__Record set__:

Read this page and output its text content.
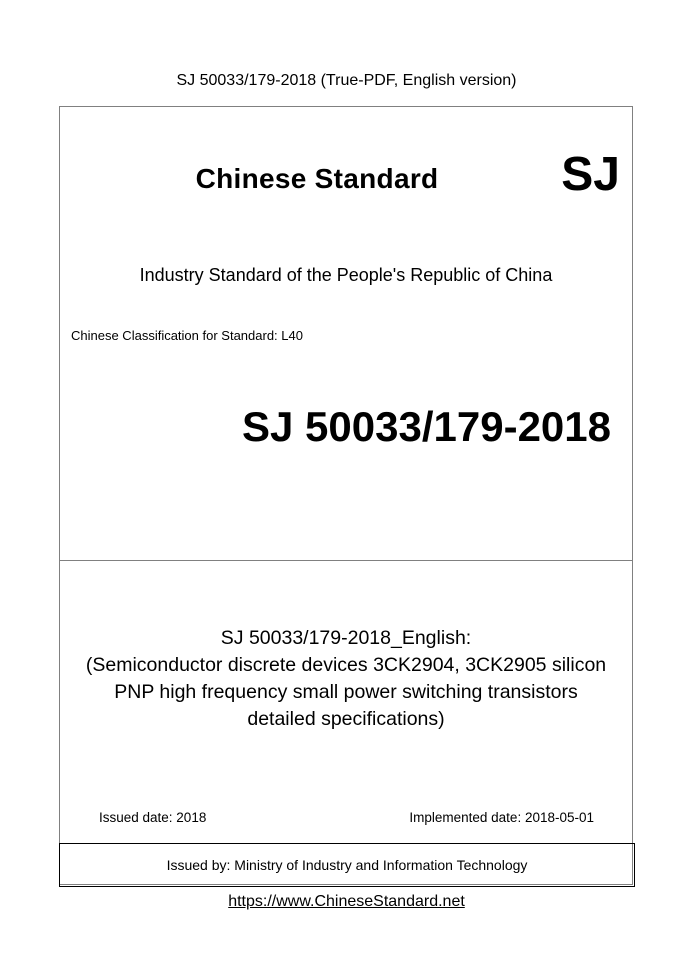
SJ 50033/179-2018 (True-PDF, English version)
Chinese Standard	SJ
Industry Standard of the People's Republic of China
Chinese Classification for Standard: L40
SJ 50033/179-2018
SJ 50033/179-2018_English:
(Semiconductor discrete devices 3CK2904, 3CK2905 silicon
PNP high frequency small power switching transistors
detailed specifications)
Issued date: 2018	Implemented date: 2018-05-01
Issued by: Ministry of Industry and Information Technology
https://www.ChineseStandard.net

__What is needed__: Write out the records above exactly as they appear, leaving out any pictures.

__Answer to this task__:
Read this page and output its text content.
SJ 50033/179-2018 (True-PDF, English version)
Chinese Standard	SJ
Industry Standard of the People's Republic of China
Chinese Classification for Standard: L40
SJ 50033/179-2018
SJ 50033/179-2018_English:
(Semiconductor discrete devices 3CK2904, 3CK2905 silicon
PNP high frequency small power switching transistors
detailed specifications)
Issued date: 2018	Implemented date: 2018-05-01
Issued by: Ministry of Industry and Information Technology
https://www.ChineseStandard.net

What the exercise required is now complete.